» DATA FOR THE TASK
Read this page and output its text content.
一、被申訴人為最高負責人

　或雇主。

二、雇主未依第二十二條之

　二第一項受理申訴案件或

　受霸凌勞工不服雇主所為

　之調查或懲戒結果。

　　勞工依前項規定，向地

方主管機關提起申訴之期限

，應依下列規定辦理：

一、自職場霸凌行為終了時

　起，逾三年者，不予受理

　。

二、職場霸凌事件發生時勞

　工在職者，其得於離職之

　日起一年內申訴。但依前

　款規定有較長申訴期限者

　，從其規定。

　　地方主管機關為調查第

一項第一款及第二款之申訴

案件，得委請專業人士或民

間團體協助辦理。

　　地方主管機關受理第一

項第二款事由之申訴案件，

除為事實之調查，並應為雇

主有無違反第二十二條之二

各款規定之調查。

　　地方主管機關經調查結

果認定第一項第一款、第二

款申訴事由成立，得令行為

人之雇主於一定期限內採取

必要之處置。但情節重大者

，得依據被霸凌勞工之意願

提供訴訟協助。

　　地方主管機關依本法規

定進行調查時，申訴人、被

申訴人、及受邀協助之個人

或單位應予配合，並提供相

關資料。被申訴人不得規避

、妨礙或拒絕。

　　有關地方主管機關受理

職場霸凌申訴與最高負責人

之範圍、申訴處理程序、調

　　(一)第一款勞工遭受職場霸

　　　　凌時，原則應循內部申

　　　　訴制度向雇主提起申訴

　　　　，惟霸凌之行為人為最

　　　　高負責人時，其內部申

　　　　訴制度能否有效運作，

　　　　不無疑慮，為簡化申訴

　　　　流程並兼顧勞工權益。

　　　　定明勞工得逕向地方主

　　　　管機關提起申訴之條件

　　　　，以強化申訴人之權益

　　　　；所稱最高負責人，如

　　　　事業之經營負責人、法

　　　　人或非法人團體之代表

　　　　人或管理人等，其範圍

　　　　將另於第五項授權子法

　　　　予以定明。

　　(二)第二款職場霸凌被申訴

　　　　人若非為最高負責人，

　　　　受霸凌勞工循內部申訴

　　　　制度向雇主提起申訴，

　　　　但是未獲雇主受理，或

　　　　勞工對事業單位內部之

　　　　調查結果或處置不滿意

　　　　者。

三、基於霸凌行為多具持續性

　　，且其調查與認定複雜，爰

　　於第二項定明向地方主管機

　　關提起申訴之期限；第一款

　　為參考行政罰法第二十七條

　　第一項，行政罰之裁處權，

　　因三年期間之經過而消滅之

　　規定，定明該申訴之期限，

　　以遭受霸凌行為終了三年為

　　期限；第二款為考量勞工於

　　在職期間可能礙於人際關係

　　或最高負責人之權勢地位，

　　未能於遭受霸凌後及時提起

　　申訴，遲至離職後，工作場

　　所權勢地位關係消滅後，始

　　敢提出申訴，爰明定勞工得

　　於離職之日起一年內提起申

» EXERCISE AIM
Repeat each entry word for word.

» ANSWER
Read this page and output its text content.
一、被申訴人為最高負責人

　或雇主。

二、雇主未依第二十二條之

　二第一項受理申訴案件或

　受霸凌勞工不服雇主所為

　之調查或懲戒結果。

　　勞工依前項規定，向地

方主管機關提起申訴之期限

，應依下列規定辦理：

一、自職場霸凌行為終了時

　起，逾三年者，不予受理

　。

二、職場霸凌事件發生時勞

　工在職者，其得於離職之

　日起一年內申訴。但依前

　款規定有較長申訴期限者

　，從其規定。

　　地方主管機關為調查第

一項第一款及第二款之申訴

案件，得委請專業人士或民

間團體協助辦理。

　　地方主管機關受理第一

項第二款事由之申訴案件，

除為事實之調查，並應為雇

主有無違反第二十二條之二

各款規定之調查。

　　地方主管機關經調查結

果認定第一項第一款、第二

款申訴事由成立，得令行為

人之雇主於一定期限內採取

必要之處置。但情節重大者

，得依據被霸凌勞工之意願

提供訴訟協助。

　　地方主管機關依本法規

定進行調查時，申訴人、被

申訴人、及受邀協助之個人

或單位應予配合，並提供相

關資料。被申訴人不得規避

、妨礙或拒絕。

　　有關地方主管機關受理

職場霸凌申訴與最高負責人

之範圍、申訴處理程序、調

　　(一)第一款勞工遭受職場霸

　　　　凌時，原則應循內部申

　　　　訴制度向雇主提起申訴

　　　　，惟霸凌之行為人為最

　　　　高負責人時，其內部申

　　　　訴制度能否有效運作，

　　　　不無疑慮，為簡化申訴

　　　　流程並兼顧勞工權益。

　　　　定明勞工得逕向地方主

　　　　管機關提起申訴之條件

　　　　，以強化申訴人之權益

　　　　；所稱最高負責人，如

　　　　事業之經營負責人、法

　　　　人或非法人團體之代表

　　　　人或管理人等，其範圍

　　　　將另於第五項授權子法

　　　　予以定明。

　　(二)第二款職場霸凌被申訴

　　　　人若非為最高負責人，

　　　　受霸凌勞工循內部申訴

　　　　制度向雇主提起申訴，

　　　　但是未獲雇主受理，或

　　　　勞工對事業單位內部之

　　　　調查結果或處置不滿意

　　　　者。

三、基於霸凌行為多具持續性

　　，且其調查與認定複雜，爰

　　於第二項定明向地方主管機

　　關提起申訴之期限；第一款

　　為參考行政罰法第二十七條

　　第一項，行政罰之裁處權，

　　因三年期間之經過而消滅之

　　規定，定明該申訴之期限，

　　以遭受霸凌行為終了三年為

　　期限；第二款為考量勞工於

　　在職期間可能礙於人際關係

　　或最高負責人之權勢地位，

　　未能於遭受霸凌後及時提起

　　申訴，遲至離職後，工作場

　　所權勢地位關係消滅後，始

　　敢提出申訴，爰明定勞工得

　　於離職之日起一年內提起申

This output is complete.